- GIVEN RECORDS -
○ ○ ○ ○ ○ ○ ○

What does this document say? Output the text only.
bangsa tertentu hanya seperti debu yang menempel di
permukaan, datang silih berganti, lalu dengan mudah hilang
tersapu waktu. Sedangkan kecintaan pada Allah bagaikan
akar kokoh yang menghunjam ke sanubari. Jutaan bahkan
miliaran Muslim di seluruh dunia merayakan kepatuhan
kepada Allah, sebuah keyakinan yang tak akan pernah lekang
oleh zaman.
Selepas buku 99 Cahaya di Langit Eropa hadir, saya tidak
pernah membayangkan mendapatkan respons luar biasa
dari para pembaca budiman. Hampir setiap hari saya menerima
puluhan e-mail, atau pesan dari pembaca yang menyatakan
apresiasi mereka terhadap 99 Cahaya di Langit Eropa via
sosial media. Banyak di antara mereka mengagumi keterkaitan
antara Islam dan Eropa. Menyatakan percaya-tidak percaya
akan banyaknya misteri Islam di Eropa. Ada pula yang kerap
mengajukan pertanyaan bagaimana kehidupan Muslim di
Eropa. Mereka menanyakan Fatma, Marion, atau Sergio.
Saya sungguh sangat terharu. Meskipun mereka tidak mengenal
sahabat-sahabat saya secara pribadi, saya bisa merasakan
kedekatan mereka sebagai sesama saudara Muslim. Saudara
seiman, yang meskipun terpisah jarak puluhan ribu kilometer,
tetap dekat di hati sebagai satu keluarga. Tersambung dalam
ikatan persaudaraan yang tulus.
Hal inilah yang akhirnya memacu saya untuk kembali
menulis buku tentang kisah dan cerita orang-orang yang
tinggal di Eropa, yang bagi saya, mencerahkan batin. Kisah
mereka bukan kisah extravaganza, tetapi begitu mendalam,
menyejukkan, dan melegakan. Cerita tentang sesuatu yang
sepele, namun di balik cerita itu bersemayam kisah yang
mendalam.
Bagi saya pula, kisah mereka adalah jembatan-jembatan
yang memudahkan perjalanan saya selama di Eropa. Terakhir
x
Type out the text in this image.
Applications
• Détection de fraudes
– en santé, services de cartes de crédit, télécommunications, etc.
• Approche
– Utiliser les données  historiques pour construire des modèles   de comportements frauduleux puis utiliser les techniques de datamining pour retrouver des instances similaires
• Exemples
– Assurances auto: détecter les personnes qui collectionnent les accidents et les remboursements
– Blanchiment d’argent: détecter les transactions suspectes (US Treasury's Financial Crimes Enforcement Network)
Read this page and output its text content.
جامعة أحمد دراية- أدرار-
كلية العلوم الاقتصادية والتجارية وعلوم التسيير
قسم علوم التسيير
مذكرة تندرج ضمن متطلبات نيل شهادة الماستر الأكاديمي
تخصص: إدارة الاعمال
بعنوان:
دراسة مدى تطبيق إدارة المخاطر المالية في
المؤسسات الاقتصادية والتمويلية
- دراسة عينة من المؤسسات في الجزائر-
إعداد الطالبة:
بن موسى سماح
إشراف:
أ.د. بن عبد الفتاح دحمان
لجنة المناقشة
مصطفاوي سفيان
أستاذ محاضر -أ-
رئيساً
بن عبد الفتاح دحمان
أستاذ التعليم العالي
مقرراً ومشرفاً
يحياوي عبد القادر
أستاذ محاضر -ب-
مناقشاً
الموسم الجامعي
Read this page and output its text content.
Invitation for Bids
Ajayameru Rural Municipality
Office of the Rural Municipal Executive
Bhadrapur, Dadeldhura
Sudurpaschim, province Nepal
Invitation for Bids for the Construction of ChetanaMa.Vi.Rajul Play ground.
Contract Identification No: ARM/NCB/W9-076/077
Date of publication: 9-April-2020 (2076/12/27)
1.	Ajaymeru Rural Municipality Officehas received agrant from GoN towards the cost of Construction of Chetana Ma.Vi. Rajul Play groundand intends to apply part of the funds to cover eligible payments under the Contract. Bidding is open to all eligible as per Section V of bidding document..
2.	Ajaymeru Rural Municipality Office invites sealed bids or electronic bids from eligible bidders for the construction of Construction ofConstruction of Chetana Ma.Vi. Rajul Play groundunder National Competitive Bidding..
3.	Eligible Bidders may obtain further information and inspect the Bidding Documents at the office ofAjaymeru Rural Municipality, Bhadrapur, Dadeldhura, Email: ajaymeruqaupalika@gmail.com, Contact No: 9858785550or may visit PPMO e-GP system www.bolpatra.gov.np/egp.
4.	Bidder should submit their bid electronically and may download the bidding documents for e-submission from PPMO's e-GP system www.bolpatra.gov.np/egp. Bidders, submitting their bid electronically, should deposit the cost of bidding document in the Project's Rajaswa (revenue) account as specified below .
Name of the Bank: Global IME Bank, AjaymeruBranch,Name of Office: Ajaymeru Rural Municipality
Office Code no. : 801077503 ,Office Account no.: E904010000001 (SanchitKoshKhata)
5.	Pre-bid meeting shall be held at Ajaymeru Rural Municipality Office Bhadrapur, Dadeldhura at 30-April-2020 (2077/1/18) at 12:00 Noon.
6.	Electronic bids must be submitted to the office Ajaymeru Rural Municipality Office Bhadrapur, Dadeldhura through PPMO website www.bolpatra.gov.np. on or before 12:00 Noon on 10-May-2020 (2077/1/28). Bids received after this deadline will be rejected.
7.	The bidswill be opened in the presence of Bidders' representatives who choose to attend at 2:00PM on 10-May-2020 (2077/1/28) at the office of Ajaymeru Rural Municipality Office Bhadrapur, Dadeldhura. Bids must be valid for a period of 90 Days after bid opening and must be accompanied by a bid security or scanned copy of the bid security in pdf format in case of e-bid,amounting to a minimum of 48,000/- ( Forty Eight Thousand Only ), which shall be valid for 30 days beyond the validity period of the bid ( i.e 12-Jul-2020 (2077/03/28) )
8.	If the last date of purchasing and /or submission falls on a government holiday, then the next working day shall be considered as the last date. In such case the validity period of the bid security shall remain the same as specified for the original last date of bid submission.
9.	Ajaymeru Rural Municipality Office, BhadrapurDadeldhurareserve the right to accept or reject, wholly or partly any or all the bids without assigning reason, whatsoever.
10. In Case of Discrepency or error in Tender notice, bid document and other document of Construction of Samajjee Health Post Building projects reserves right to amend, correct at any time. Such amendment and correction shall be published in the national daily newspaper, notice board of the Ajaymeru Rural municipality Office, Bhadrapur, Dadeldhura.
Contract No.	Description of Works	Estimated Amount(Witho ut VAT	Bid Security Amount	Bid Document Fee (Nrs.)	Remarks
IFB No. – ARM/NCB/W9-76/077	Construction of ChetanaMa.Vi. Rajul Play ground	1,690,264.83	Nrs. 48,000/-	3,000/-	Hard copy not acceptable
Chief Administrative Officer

○ ○ ○ ○ ○ ○ ○

- AIM OF THE EXERCISE -
Write down every line of the data exactly as it appears above.

- RESPONSE -
What does this document say? Output the text only.
bangsa tertentu hanya seperti debu yang menempel di
permukaan, datang silih berganti, lalu dengan mudah hilang
tersapu waktu. Sedangkan kecintaan pada Allah bagaikan
akar kokoh yang menghunjam ke sanubari. Jutaan bahkan
miliaran Muslim di seluruh dunia merayakan kepatuhan
kepada Allah, sebuah keyakinan yang tak akan pernah lekang
oleh zaman.
Selepas buku 99 Cahaya di Langit Eropa hadir, saya tidak
pernah membayangkan mendapatkan respons luar biasa
dari para pembaca budiman. Hampir setiap hari saya menerima
puluhan e-mail, atau pesan dari pembaca yang menyatakan
apresiasi mereka terhadap 99 Cahaya di Langit Eropa via
sosial media. Banyak di antara mereka mengagumi keterkaitan
antara Islam dan Eropa. Menyatakan percaya-tidak percaya
akan banyaknya misteri Islam di Eropa. Ada pula yang kerap
mengajukan pertanyaan bagaimana kehidupan Muslim di
Eropa. Mereka menanyakan Fatma, Marion, atau Sergio.
Saya sungguh sangat terharu. Meskipun mereka tidak mengenal
sahabat-sahabat saya secara pribadi, saya bisa merasakan
kedekatan mereka sebagai sesama saudara Muslim. Saudara
seiman, yang meskipun terpisah jarak puluhan ribu kilometer,
tetap dekat di hati sebagai satu keluarga. Tersambung dalam
ikatan persaudaraan yang tulus.
Hal inilah yang akhirnya memacu saya untuk kembali
menulis buku tentang kisah dan cerita orang-orang yang
tinggal di Eropa, yang bagi saya, mencerahkan batin. Kisah
mereka bukan kisah extravaganza, tetapi begitu mendalam,
menyejukkan, dan melegakan. Cerita tentang sesuatu yang
sepele, namun di balik cerita itu bersemayam kisah yang
mendalam.
Bagi saya pula, kisah mereka adalah jembatan-jembatan
yang memudahkan perjalanan saya selama di Eropa. Terakhir
x
Type out the text in this image.
Applications
• Détection de fraudes
– en santé, services de cartes de crédit, télécommunications, etc.
• Approche
– Utiliser les données  historiques pour construire des modèles   de comportements frauduleux puis utiliser les techniques de datamining pour retrouver des instances similaires
• Exemples
– Assurances auto: détecter les personnes qui collectionnent les accidents et les remboursements
– Blanchiment d’argent: détecter les transactions suspectes (US Treasury's Financial Crimes Enforcement Network)
Read this page and output its text content.
جامعة أحمد دراية- أدرار-
كلية العلوم الاقتصادية والتجارية وعلوم التسيير
قسم علوم التسيير
مذكرة تندرج ضمن متطلبات نيل شهادة الماستر الأكاديمي
تخصص: إدارة الاعمال
بعنوان:
دراسة مدى تطبيق إدارة المخاطر المالية في
المؤسسات الاقتصادية والتمويلية
- دراسة عينة من المؤسسات في الجزائر-
إعداد الطالبة:
بن موسى سماح
إشراف:
أ.د. بن عبد الفتاح دحمان
لجنة المناقشة
مصطفاوي سفيان
أستاذ محاضر -أ-
رئيساً
بن عبد الفتاح دحمان
أستاذ التعليم العالي
مقرراً ومشرفاً
يحياوي عبد القادر
أستاذ محاضر -ب-
مناقشاً
الموسم الجامعي
Read this page and output its text content.
Invitation for Bids
Ajayameru Rural Municipality
Office of the Rural Municipal Executive
Bhadrapur, Dadeldhura
Sudurpaschim, province Nepal
Invitation for Bids for the Construction of ChetanaMa.Vi.Rajul Play ground.
Contract Identification No: ARM/NCB/W9-076/077
Date of publication: 9-April-2020 (2076/12/27)
1.	Ajaymeru Rural Municipality Officehas received agrant from GoN towards the cost of Construction of Chetana Ma.Vi. Rajul Play groundand intends to apply part of the funds to cover eligible payments under the Contract. Bidding is open to all eligible as per Section V of bidding document..
2.	Ajaymeru Rural Municipality Office invites sealed bids or electronic bids from eligible bidders for the construction of Construction ofConstruction of Chetana Ma.Vi. Rajul Play groundunder National Competitive Bidding..
3.	Eligible Bidders may obtain further information and inspect the Bidding Documents at the office ofAjaymeru Rural Municipality, Bhadrapur, Dadeldhura, Email: ajaymeruqaupalika@gmail.com, Contact No: 9858785550or may visit PPMO e-GP system www.bolpatra.gov.np/egp.
4.	Bidder should submit their bid electronically and may download the bidding documents for e-submission from PPMO's e-GP system www.bolpatra.gov.np/egp. Bidders, submitting their bid electronically, should deposit the cost of bidding document in the Project's Rajaswa (revenue) account as specified below .
Name of the Bank: Global IME Bank, AjaymeruBranch,Name of Office: Ajaymeru Rural Municipality
Office Code no. : 801077503 ,Office Account no.: E904010000001 (SanchitKoshKhata)
5.	Pre-bid meeting shall be held at Ajaymeru Rural Municipality Office Bhadrapur, Dadeldhura at 30-April-2020 (2077/1/18) at 12:00 Noon.
6.	Electronic bids must be submitted to the office Ajaymeru Rural Municipality Office Bhadrapur, Dadeldhura through PPMO website www.bolpatra.gov.np. on or before 12:00 Noon on 10-May-2020 (2077/1/28). Bids received after this deadline will be rejected.
7.	The bidswill be opened in the presence of Bidders' representatives who choose to attend at 2:00PM on 10-May-2020 (2077/1/28) at the office of Ajaymeru Rural Municipality Office Bhadrapur, Dadeldhura. Bids must be valid for a period of 90 Days after bid opening and must be accompanied by a bid security or scanned copy of the bid security in pdf format in case of e-bid,amounting to a minimum of 48,000/- ( Forty Eight Thousand Only ), which shall be valid for 30 days beyond the validity period of the bid ( i.e 12-Jul-2020 (2077/03/28) )
8.	If the last date of purchasing and /or submission falls on a government holiday, then the next working day shall be considered as the last date. In such case the validity period of the bid security shall remain the same as specified for the original last date of bid submission.
9.	Ajaymeru Rural Municipality Office, BhadrapurDadeldhurareserve the right to accept or reject, wholly or partly any or all the bids without assigning reason, whatsoever.
10. In Case of Discrepency or error in Tender notice, bid document and other document of Construction of Samajjee Health Post Building projects reserves right to amend, correct at any time. Such amendment and correction shall be published in the national daily newspaper, notice board of the Ajaymeru Rural municipality Office, Bhadrapur, Dadeldhura.
Contract No.	Description of Works	Estimated Amount(Witho ut VAT	Bid Security Amount	Bid Document Fee (Nrs.)	Remarks
IFB No. – ARM/NCB/W9-76/077	Construction of ChetanaMa.Vi. Rajul Play ground	1,690,264.83	Nrs. 48,000/-	3,000/-	Hard copy not acceptable
Chief Administrative Officer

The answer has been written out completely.